◆ EXERCISE DIRECTIONS ◆
In the copy, keep every record exact and leave out all images.

◆ PROVIDED RECORDS ◆
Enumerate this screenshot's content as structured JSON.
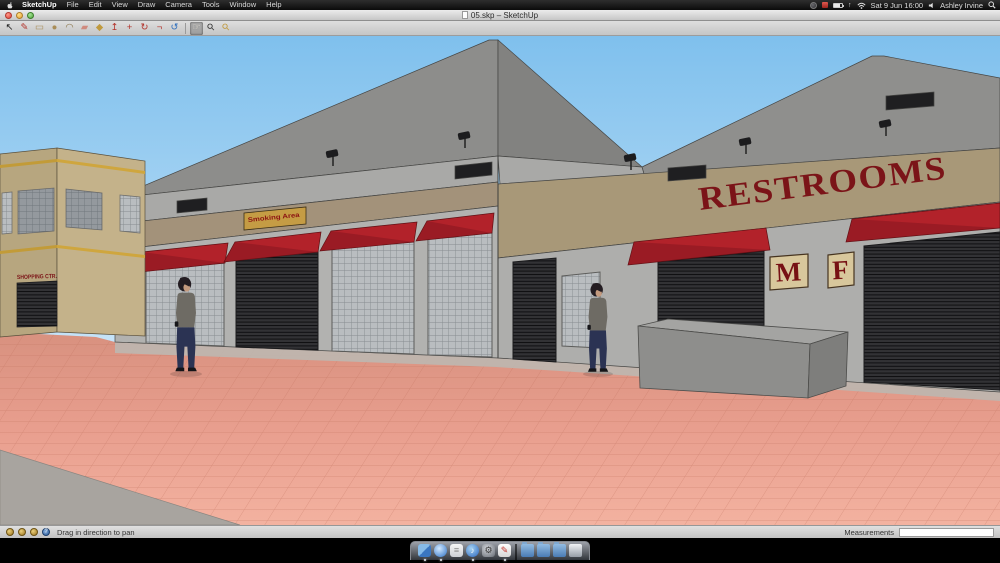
{
  "menu_bar": {
    "menus": [
      {
        "label": "SketchUp",
        "cls": "app-menu",
        "name": "menu-sketchup"
      },
      {
        "label": "File",
        "name": "menu-file"
      },
      {
        "label": "Edit",
        "name": "menu-edit"
      },
      {
        "label": "View",
        "name": "menu-view"
      },
      {
        "label": "Draw",
        "name": "menu-draw"
      },
      {
        "label": "Camera",
        "name": "menu-camera"
      },
      {
        "label": "Tools",
        "name": "menu-tools"
      },
      {
        "label": "Window",
        "name": "menu-window"
      },
      {
        "label": "Help",
        "name": "menu-help"
      }
    ],
    "date_time": "Sat 9 Jun 16:00",
    "user_name": "Ashley Irvine"
  },
  "window": {
    "title": "05.skp – SketchUp"
  },
  "toolbar": {
    "tools": [
      {
        "name": "select-tool",
        "glyph": "↖",
        "color": "#1a1a1a"
      },
      {
        "name": "line-tool",
        "glyph": "✎",
        "color": "#b3342c"
      },
      {
        "name": "rectangle-tool",
        "glyph": "▭",
        "color": "#a98d58"
      },
      {
        "name": "circle-tool",
        "glyph": "●",
        "color": "#a98d58"
      },
      {
        "name": "arc-tool",
        "glyph": "◠",
        "color": "#8a7448"
      },
      {
        "name": "eraser-tool",
        "glyph": "▰",
        "color": "#d08a7e"
      },
      {
        "name": "paint-bucket-tool",
        "glyph": "◆",
        "color": "#c09a3e"
      },
      {
        "name": "push-pull-tool",
        "glyph": "↥",
        "color": "#b3342c"
      },
      {
        "name": "move-tool",
        "glyph": "+",
        "color": "#b3342c"
      },
      {
        "name": "rotate-tool",
        "glyph": "↻",
        "color": "#b3342c"
      },
      {
        "name": "offset-tool",
        "glyph": "¬",
        "color": "#b3342c"
      },
      {
        "name": "orbit-tool",
        "glyph": "↺",
        "color": "#2e6fbd"
      },
      {
        "name": "toolbar-separator",
        "glyph": "",
        "cls": "tool-sep"
      },
      {
        "name": "pan-tool",
        "glyph": "☞",
        "color": "#f3efe4",
        "cls": "active pan-glow"
      },
      {
        "name": "zoom-tool",
        "glyph": "⚲",
        "color": "#333333",
        "cls": "rot45"
      },
      {
        "name": "zoom-extents-tool",
        "glyph": "⚲",
        "color": "#c09a3e",
        "cls": "rot45"
      }
    ]
  },
  "scene": {
    "signs": {
      "restrooms": "RESTROOMS",
      "smoking_area": "Smoking Area",
      "mens": "M",
      "womens": "F",
      "left_building": "SHOPPING CTR."
    },
    "colors": {
      "sky_top": "#7fc0ed",
      "sky_horizon": "#f2f9fe",
      "awning_red": "#b2222a",
      "fascia_tan": "#a89878",
      "wall_gray": "#b2b2b0",
      "roof_gray": "#8d8d8b",
      "pavement_pink": "#e89e8e",
      "left_building_tan": "#c4b28a",
      "sign_red": "#7b1418"
    }
  },
  "status_bar": {
    "hint": "Drag in direction to pan",
    "help_glyph": "?",
    "measurements_label": "Measurements",
    "measurements_value": ""
  },
  "dock": {
    "items": [
      {
        "name": "dock-finder-icon",
        "cls": "di-finder running"
      },
      {
        "name": "dock-safari-icon",
        "cls": "di-safari running"
      },
      {
        "name": "dock-textedit-icon",
        "cls": "di-textedit"
      },
      {
        "name": "dock-itunes-icon",
        "cls": "di-itunes running"
      },
      {
        "name": "dock-sysprefs-icon",
        "cls": "di-sysprefs"
      },
      {
        "name": "dock-sketchup-icon",
        "cls": "di-sketchup running"
      },
      {
        "name": "dock-separator",
        "cls": "di-sep"
      },
      {
        "name": "dock-folder-icon-1",
        "cls": "di-folder"
      },
      {
        "name": "dock-folder-icon-2",
        "cls": "di-folder"
      },
      {
        "name": "dock-folder-icon-3",
        "cls": "di-folder"
      },
      {
        "name": "dock-trash-icon",
        "cls": "di-trash"
      }
    ]
  }
}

◆ TASK ANSWER ◆
Enumerate this screenshot's content as structured JSON.
{
  "menu_bar": {
    "menus": [
      {
        "label": "SketchUp",
        "cls": "app-menu",
        "name": "menu-sketchup"
      },
      {
        "label": "File",
        "name": "menu-file"
      },
      {
        "label": "Edit",
        "name": "menu-edit"
      },
      {
        "label": "View",
        "name": "menu-view"
      },
      {
        "label": "Draw",
        "name": "menu-draw"
      },
      {
        "label": "Camera",
        "name": "menu-camera"
      },
      {
        "label": "Tools",
        "name": "menu-tools"
      },
      {
        "label": "Window",
        "name": "menu-window"
      },
      {
        "label": "Help",
        "name": "menu-help"
      }
    ],
    "date_time": "Sat 9 Jun 16:00",
    "user_name": "Ashley Irvine"
  },
  "window": {
    "title": "05.skp – SketchUp"
  },
  "toolbar": {
    "tools": [
      {
        "name": "select-tool",
        "glyph": "↖",
        "color": "#1a1a1a"
      },
      {
        "name": "line-tool",
        "glyph": "✎",
        "color": "#b3342c"
      },
      {
        "name": "rectangle-tool",
        "glyph": "▭",
        "color": "#a98d58"
      },
      {
        "name": "circle-tool",
        "glyph": "●",
        "color": "#a98d58"
      },
      {
        "name": "arc-tool",
        "glyph": "◠",
        "color": "#8a7448"
      },
      {
        "name": "eraser-tool",
        "glyph": "▰",
        "color": "#d08a7e"
      },
      {
        "name": "paint-bucket-tool",
        "glyph": "◆",
        "color": "#c09a3e"
      },
      {
        "name": "push-pull-tool",
        "glyph": "↥",
        "color": "#b3342c"
      },
      {
        "name": "move-tool",
        "glyph": "+",
        "color": "#b3342c"
      },
      {
        "name": "rotate-tool",
        "glyph": "↻",
        "color": "#b3342c"
      },
      {
        "name": "offset-tool",
        "glyph": "¬",
        "color": "#b3342c"
      },
      {
        "name": "orbit-tool",
        "glyph": "↺",
        "color": "#2e6fbd"
      },
      {
        "name": "toolbar-separator",
        "glyph": "",
        "cls": "tool-sep"
      },
      {
        "name": "pan-tool",
        "glyph": "☞",
        "color": "#f3efe4",
        "cls": "active pan-glow"
      },
      {
        "name": "zoom-tool",
        "glyph": "⚲",
        "color": "#333333",
        "cls": "rot45"
      },
      {
        "name": "zoom-extents-tool",
        "glyph": "⚲",
        "color": "#c09a3e",
        "cls": "rot45"
      }
    ]
  },
  "scene": {
    "signs": {
      "restrooms": "RESTROOMS",
      "smoking_area": "Smoking Area",
      "mens": "M",
      "womens": "F",
      "left_building": "SHOPPING CTR."
    },
    "colors": {
      "sky_top": "#7fc0ed",
      "sky_horizon": "#f2f9fe",
      "awning_red": "#b2222a",
      "fascia_tan": "#a89878",
      "wall_gray": "#b2b2b0",
      "roof_gray": "#8d8d8b",
      "pavement_pink": "#e89e8e",
      "left_building_tan": "#c4b28a",
      "sign_red": "#7b1418"
    }
  },
  "status_bar": {
    "hint": "Drag in direction to pan",
    "help_glyph": "?",
    "measurements_label": "Measurements",
    "measurements_value": ""
  },
  "dock": {
    "items": [
      {
        "name": "dock-finder-icon",
        "cls": "di-finder running"
      },
      {
        "name": "dock-safari-icon",
        "cls": "di-safari running"
      },
      {
        "name": "dock-textedit-icon",
        "cls": "di-textedit"
      },
      {
        "name": "dock-itunes-icon",
        "cls": "di-itunes running"
      },
      {
        "name": "dock-sysprefs-icon",
        "cls": "di-sysprefs"
      },
      {
        "name": "dock-sketchup-icon",
        "cls": "di-sketchup running"
      },
      {
        "name": "dock-separator",
        "cls": "di-sep"
      },
      {
        "name": "dock-folder-icon-1",
        "cls": "di-folder"
      },
      {
        "name": "dock-folder-icon-2",
        "cls": "di-folder"
      },
      {
        "name": "dock-folder-icon-3",
        "cls": "di-folder"
      },
      {
        "name": "dock-trash-icon",
        "cls": "di-trash"
      }
    ]
  }
}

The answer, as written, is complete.